#### Exercise material ####

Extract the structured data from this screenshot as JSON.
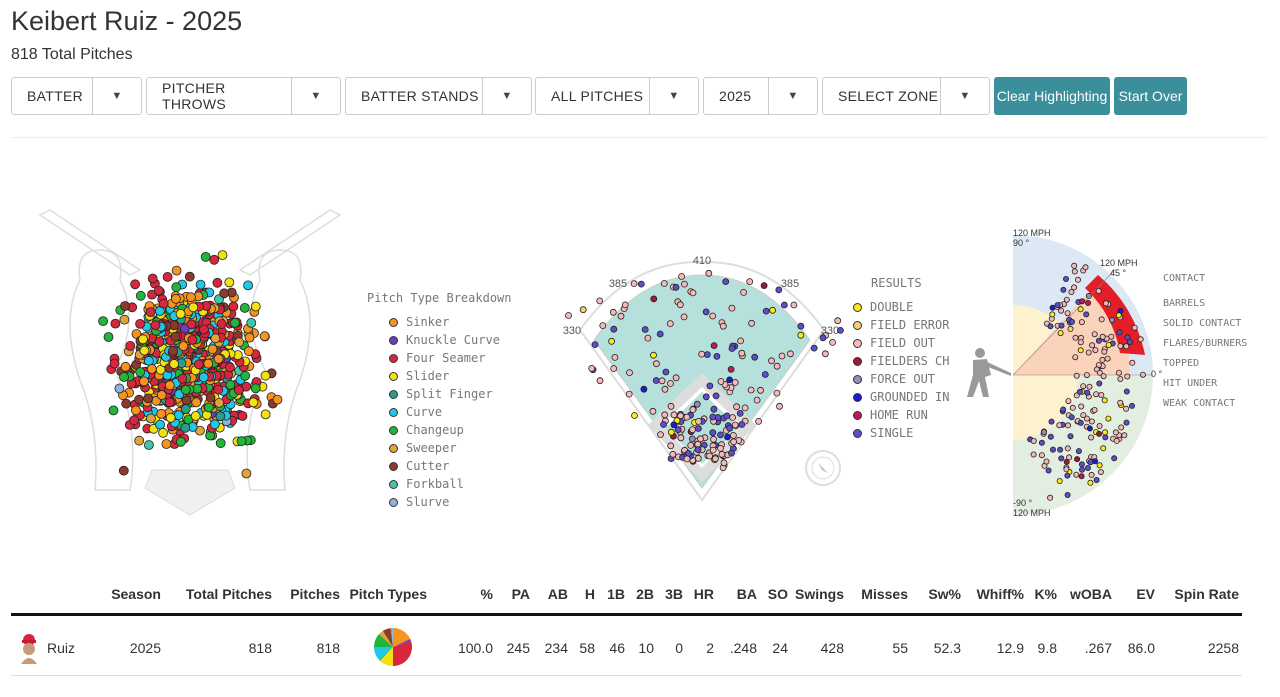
{
  "title": "Keibert Ruiz - 2025",
  "subtitle": "818 Total Pitches",
  "filters": [
    {
      "label": "BATTER",
      "left": 11,
      "width": 131
    },
    {
      "label": "PITCHER THROWS",
      "left": 146,
      "width": 195
    },
    {
      "label": "BATTER STANDS",
      "left": 345,
      "width": 187
    },
    {
      "label": "ALL PITCHES",
      "left": 535,
      "width": 164
    },
    {
      "label": "2025",
      "left": 703,
      "width": 115
    },
    {
      "label": "SELECT ZONE",
      "left": 822,
      "width": 168
    }
  ],
  "buttons": {
    "clear": "Clear Highlighting",
    "start_over": "Start Over"
  },
  "pitch_legend": {
    "title": "Pitch Type Breakdown",
    "items": [
      {
        "name": "Sinker",
        "color": "#f7941d"
      },
      {
        "name": "Knuckle Curve",
        "color": "#6a3dc9"
      },
      {
        "name": "Four Seamer",
        "color": "#d7263d"
      },
      {
        "name": "Slider",
        "color": "#f2e20f"
      },
      {
        "name": "Split Finger",
        "color": "#2a9d8f"
      },
      {
        "name": "Curve",
        "color": "#1ec8e6"
      },
      {
        "name": "Changeup",
        "color": "#22b53c"
      },
      {
        "name": "Sweeper",
        "color": "#e0a53a"
      },
      {
        "name": "Cutter",
        "color": "#8b3a2e"
      },
      {
        "name": "Forkball",
        "color": "#3ec7a8"
      },
      {
        "name": "Slurve",
        "color": "#8fb3e0"
      }
    ]
  },
  "field": {
    "labels": {
      "center": "410",
      "left_center": "385",
      "right_center": "385",
      "left": "330",
      "right": "330"
    }
  },
  "results_legend": {
    "title": "RESULTS",
    "items": [
      {
        "name": "DOUBLE",
        "color": "#ffe81a"
      },
      {
        "name": "FIELD ERROR",
        "color": "#f6d06a"
      },
      {
        "name": "FIELD OUT",
        "color": "#f6b9b9"
      },
      {
        "name": "FIELDERS CH",
        "color": "#9b1b30"
      },
      {
        "name": "FORCE OUT",
        "color": "#9c89b8"
      },
      {
        "name": "GROUNDED IN",
        "color": "#1a1adb"
      },
      {
        "name": "HOME RUN",
        "color": "#c2185b"
      },
      {
        "name": "SINGLE",
        "color": "#5b4fc9"
      }
    ]
  },
  "contact": {
    "top_speed": "120 MPH",
    "top_angle": "90 °",
    "barrel_speed": "120 MPH",
    "barrel_angle": "45 °",
    "zero_angle": "0 °",
    "bottom_angle": "-90 °",
    "bottom_speed": "120 MPH",
    "categories": [
      "CONTACT",
      "BARRELS",
      "SOLID CONTACT",
      "FLARES/BURNERS",
      "TOPPED",
      "HIT UNDER",
      "WEAK CONTACT"
    ]
  },
  "table": {
    "headers": [
      "Season",
      "Total Pitches",
      "Pitches",
      "Pitch Types",
      "%",
      "PA",
      "AB",
      "H",
      "1B",
      "2B",
      "3B",
      "HR",
      "BA",
      "SO",
      "Swings",
      "Misses",
      "Sw%",
      "Whiff%",
      "K%",
      "wOBA",
      "EV",
      "Spin Rate"
    ],
    "row": {
      "player": "Ruiz",
      "values": [
        "2025",
        "818",
        "818",
        "",
        "100.0",
        "245",
        "234",
        "58",
        "46",
        "10",
        "0",
        "2",
        ".248",
        "24",
        "428",
        "55",
        "52.3",
        "12.9",
        "9.8",
        ".267",
        "86.0",
        "2258"
      ]
    }
  }
}
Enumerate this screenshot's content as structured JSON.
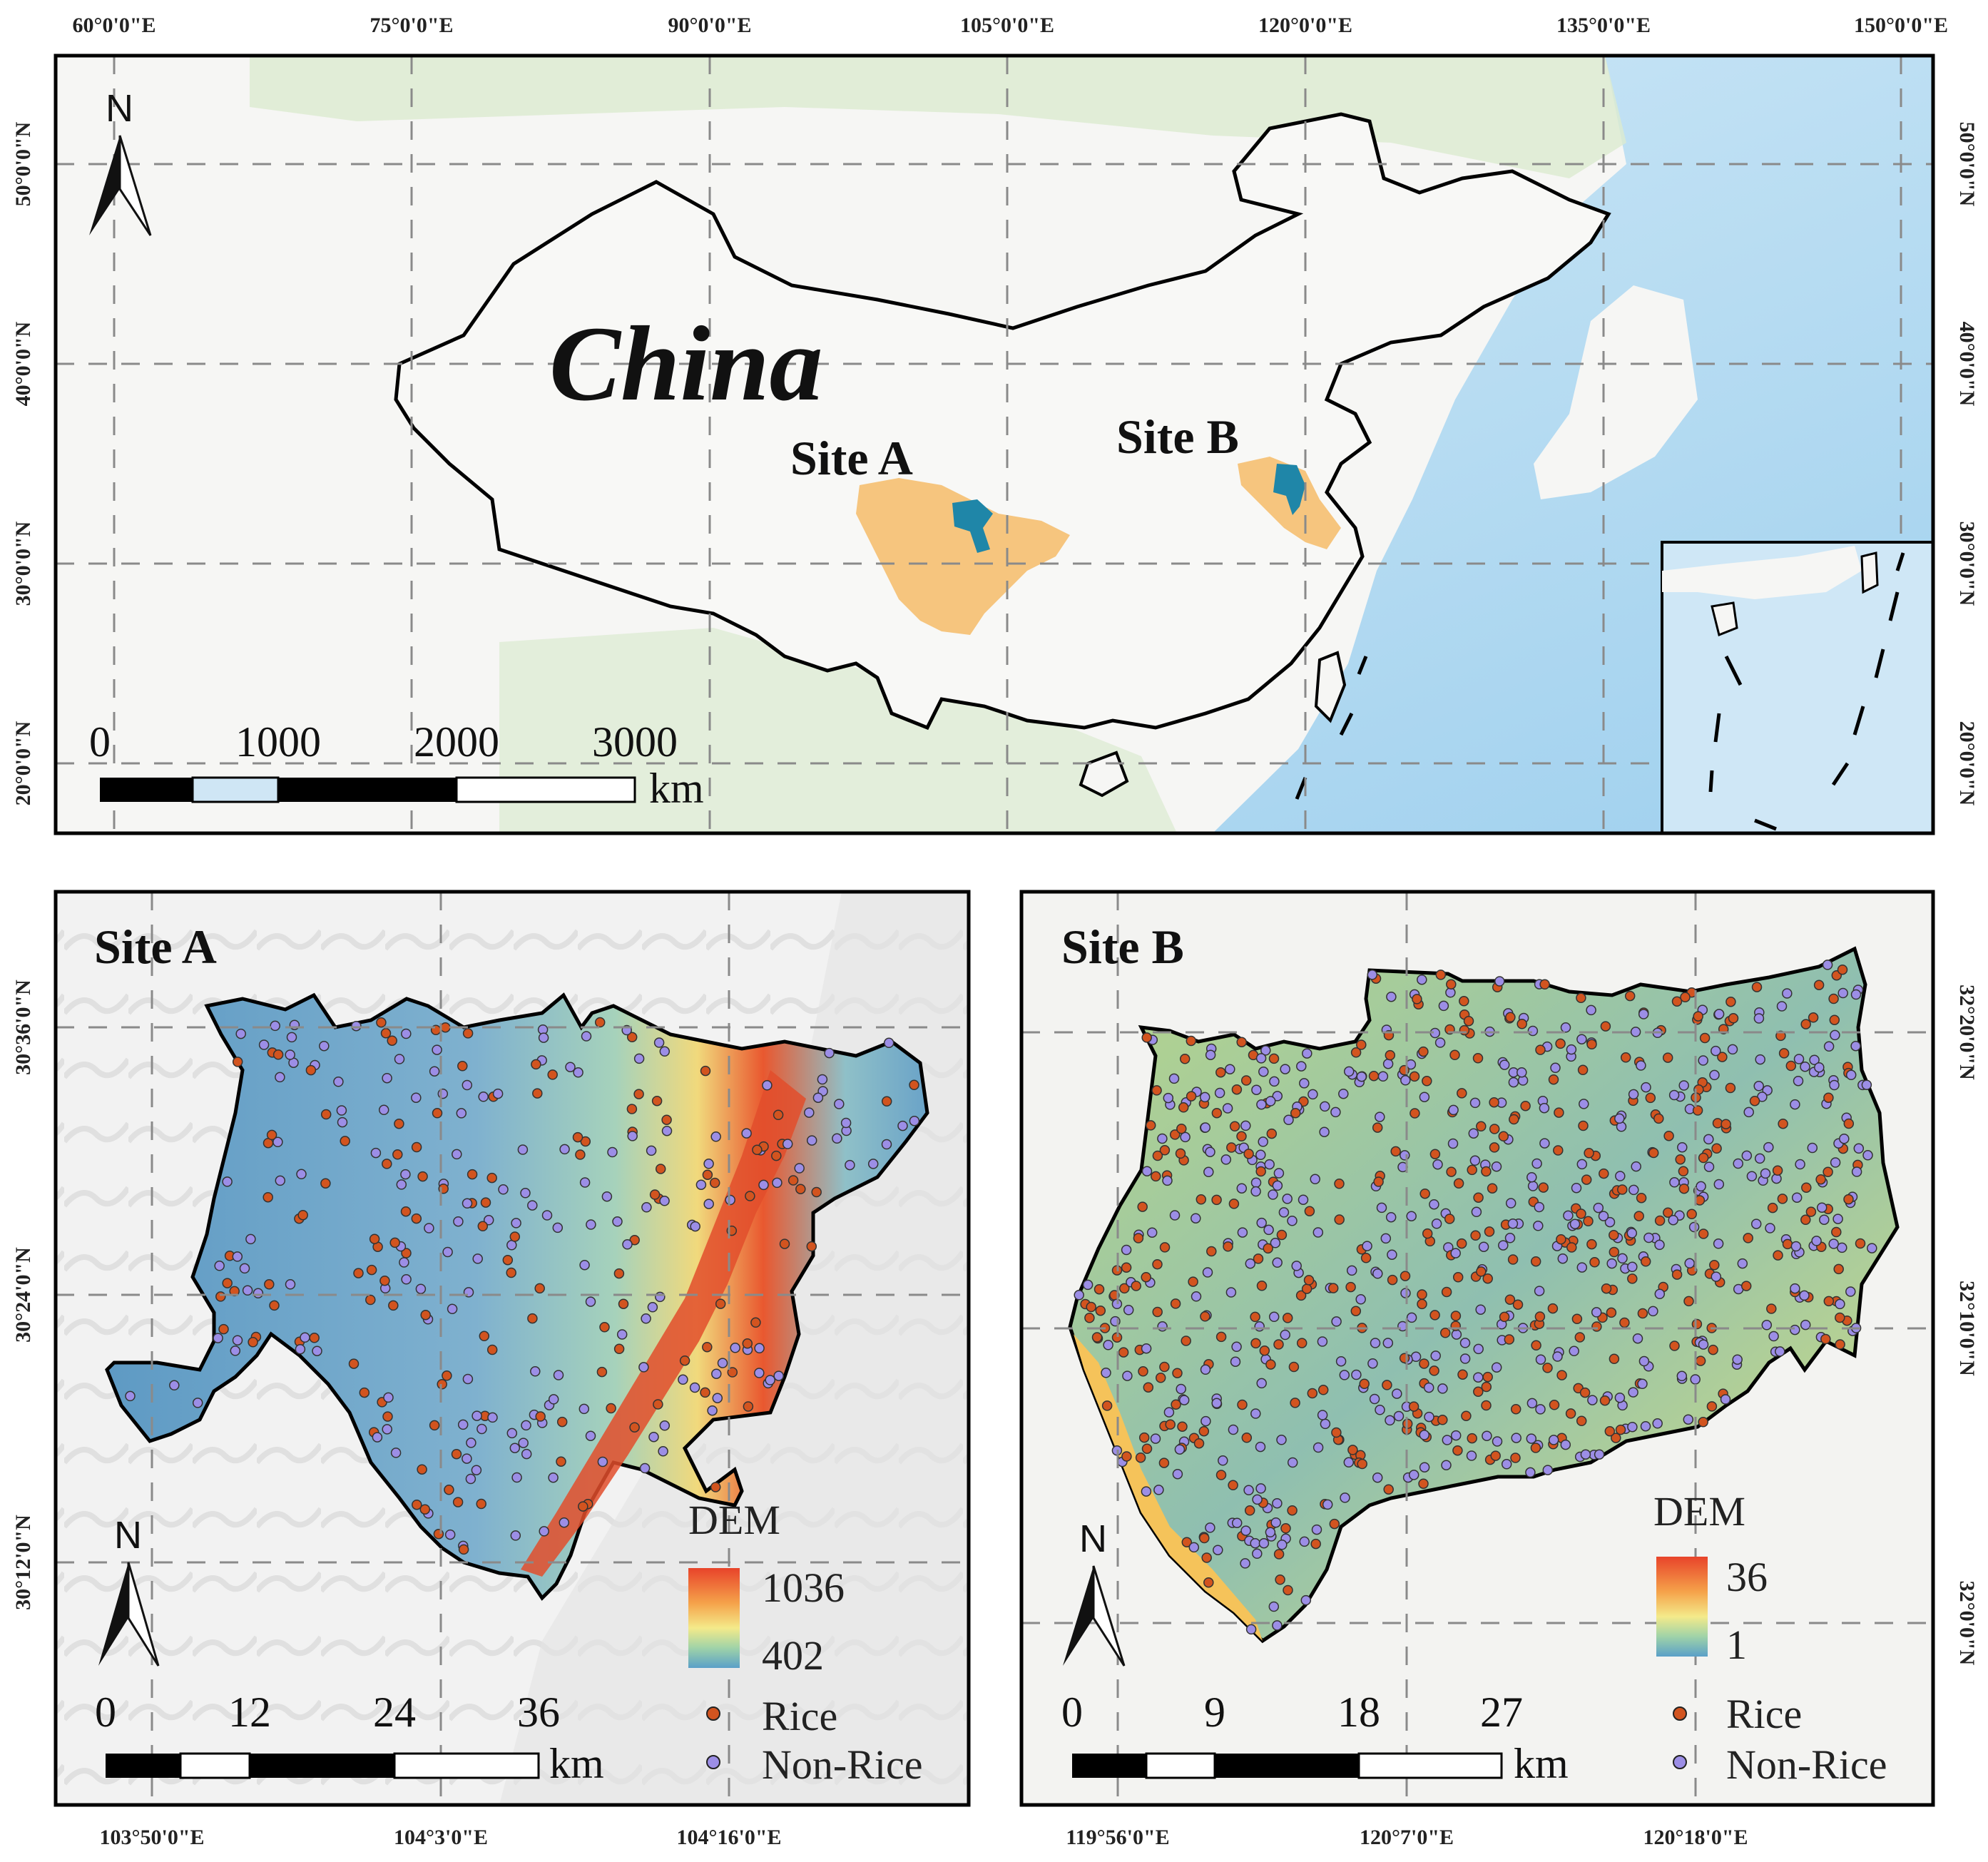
{
  "colors": {
    "ocean": "#cfe6f5",
    "ocean_deep": "#8fc6ea",
    "land": "#f6f6f4",
    "forest": "#dcebd0",
    "site_province": "#f6c57e",
    "site_study_area": "#1f86a8",
    "rice_point": "#d2541f",
    "nonrice_point": "#9c8ee6",
    "border": "#000000",
    "grid": "#8a8a8a"
  },
  "overview": {
    "country_label": "China",
    "site_a_label": "Site A",
    "site_b_label": "Site B",
    "north_label": "N",
    "lon_ticks": [
      "60°0'0\"E",
      "75°0'0\"E",
      "90°0'0\"E",
      "105°0'0\"E",
      "120°0'0\"E",
      "135°0'0\"E",
      "150°0'0\"E"
    ],
    "lat_ticks": [
      "50°0'0\"N",
      "40°0'0\"N",
      "30°0'0\"N",
      "20°0'0\"N"
    ],
    "scale": {
      "labels": [
        "0",
        "1000",
        "2000",
        "3000"
      ],
      "unit": "km"
    }
  },
  "site_a": {
    "title": "Site A",
    "north_label": "N",
    "lon_ticks": [
      "103°50'0\"E",
      "104°3'0\"E",
      "104°16'0\"E"
    ],
    "lat_ticks": [
      "30°36'0\"N",
      "30°24'0\"N",
      "30°12'0\"N"
    ],
    "legend": {
      "title": "DEM",
      "max": "1036",
      "min": "402",
      "rice": "Rice",
      "nonrice": "Non-Rice"
    },
    "scale": {
      "labels": [
        "0",
        "12",
        "24",
        "36"
      ],
      "unit": "km"
    }
  },
  "site_b": {
    "title": "Site B",
    "north_label": "N",
    "lon_ticks": [
      "119°56'0\"E",
      "120°7'0\"E",
      "120°18'0\"E"
    ],
    "lat_ticks": [
      "32°20'0\"N",
      "32°10'0\"N",
      "32°0'0\"N"
    ],
    "legend": {
      "title": "DEM",
      "max": "36",
      "min": "1",
      "rice": "Rice",
      "nonrice": "Non-Rice"
    },
    "scale": {
      "labels": [
        "0",
        "9",
        "18",
        "27"
      ],
      "unit": "km"
    }
  }
}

####

§ Aim of the exercise: Search the preceding listing for the word "screenshot" and pull out every line that holds it.

§ Complete answer:
Extract the structured data from this screenshot as JSON.
Enumerate this screenshot's content as structured JSON.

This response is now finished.